TASK DESCRIPTION = Every record below should be printed exactly as it appears.

begin DATA TO USE

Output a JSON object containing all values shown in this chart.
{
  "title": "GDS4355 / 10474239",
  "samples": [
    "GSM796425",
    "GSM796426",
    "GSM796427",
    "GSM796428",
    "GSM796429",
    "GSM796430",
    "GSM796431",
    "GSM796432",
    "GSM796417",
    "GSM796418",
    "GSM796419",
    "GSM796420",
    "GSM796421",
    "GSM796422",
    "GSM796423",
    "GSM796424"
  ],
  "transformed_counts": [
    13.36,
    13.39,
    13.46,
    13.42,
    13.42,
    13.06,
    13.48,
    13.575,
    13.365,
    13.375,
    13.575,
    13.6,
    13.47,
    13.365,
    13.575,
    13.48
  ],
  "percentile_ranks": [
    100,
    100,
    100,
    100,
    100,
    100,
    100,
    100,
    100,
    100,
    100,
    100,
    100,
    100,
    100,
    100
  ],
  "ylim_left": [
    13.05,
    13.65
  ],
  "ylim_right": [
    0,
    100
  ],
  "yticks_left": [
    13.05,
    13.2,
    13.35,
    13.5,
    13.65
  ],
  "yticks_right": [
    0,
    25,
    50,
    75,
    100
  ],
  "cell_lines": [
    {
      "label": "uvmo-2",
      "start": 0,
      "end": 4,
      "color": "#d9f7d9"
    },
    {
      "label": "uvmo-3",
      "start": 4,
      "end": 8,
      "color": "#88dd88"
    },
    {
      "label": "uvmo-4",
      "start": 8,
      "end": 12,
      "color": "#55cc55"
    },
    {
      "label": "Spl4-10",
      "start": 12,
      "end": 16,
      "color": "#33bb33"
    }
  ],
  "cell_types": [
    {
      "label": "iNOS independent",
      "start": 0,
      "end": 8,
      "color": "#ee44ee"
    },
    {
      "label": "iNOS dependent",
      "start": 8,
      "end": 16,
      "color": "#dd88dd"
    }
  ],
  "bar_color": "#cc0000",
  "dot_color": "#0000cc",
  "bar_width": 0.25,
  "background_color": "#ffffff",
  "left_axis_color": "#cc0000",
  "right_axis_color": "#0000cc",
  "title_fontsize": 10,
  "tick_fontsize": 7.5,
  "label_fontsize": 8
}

end DATA TO USE

EXERCISE RESPONSE =
Output a JSON object containing all values shown in this chart.
{
  "title": "GDS4355 / 10474239",
  "samples": [
    "GSM796425",
    "GSM796426",
    "GSM796427",
    "GSM796428",
    "GSM796429",
    "GSM796430",
    "GSM796431",
    "GSM796432",
    "GSM796417",
    "GSM796418",
    "GSM796419",
    "GSM796420",
    "GSM796421",
    "GSM796422",
    "GSM796423",
    "GSM796424"
  ],
  "transformed_counts": [
    13.36,
    13.39,
    13.46,
    13.42,
    13.42,
    13.06,
    13.48,
    13.575,
    13.365,
    13.375,
    13.575,
    13.6,
    13.47,
    13.365,
    13.575,
    13.48
  ],
  "percentile_ranks": [
    100,
    100,
    100,
    100,
    100,
    100,
    100,
    100,
    100,
    100,
    100,
    100,
    100,
    100,
    100,
    100
  ],
  "ylim_left": [
    13.05,
    13.65
  ],
  "ylim_right": [
    0,
    100
  ],
  "yticks_left": [
    13.05,
    13.2,
    13.35,
    13.5,
    13.65
  ],
  "yticks_right": [
    0,
    25,
    50,
    75,
    100
  ],
  "cell_lines": [
    {
      "label": "uvmo-2",
      "start": 0,
      "end": 4,
      "color": "#d9f7d9"
    },
    {
      "label": "uvmo-3",
      "start": 4,
      "end": 8,
      "color": "#88dd88"
    },
    {
      "label": "uvmo-4",
      "start": 8,
      "end": 12,
      "color": "#55cc55"
    },
    {
      "label": "Spl4-10",
      "start": 12,
      "end": 16,
      "color": "#33bb33"
    }
  ],
  "cell_types": [
    {
      "label": "iNOS independent",
      "start": 0,
      "end": 8,
      "color": "#ee44ee"
    },
    {
      "label": "iNOS dependent",
      "start": 8,
      "end": 16,
      "color": "#dd88dd"
    }
  ],
  "bar_color": "#cc0000",
  "dot_color": "#0000cc",
  "bar_width": 0.25,
  "background_color": "#ffffff",
  "left_axis_color": "#cc0000",
  "right_axis_color": "#0000cc",
  "title_fontsize": 10,
  "tick_fontsize": 7.5,
  "label_fontsize": 8
}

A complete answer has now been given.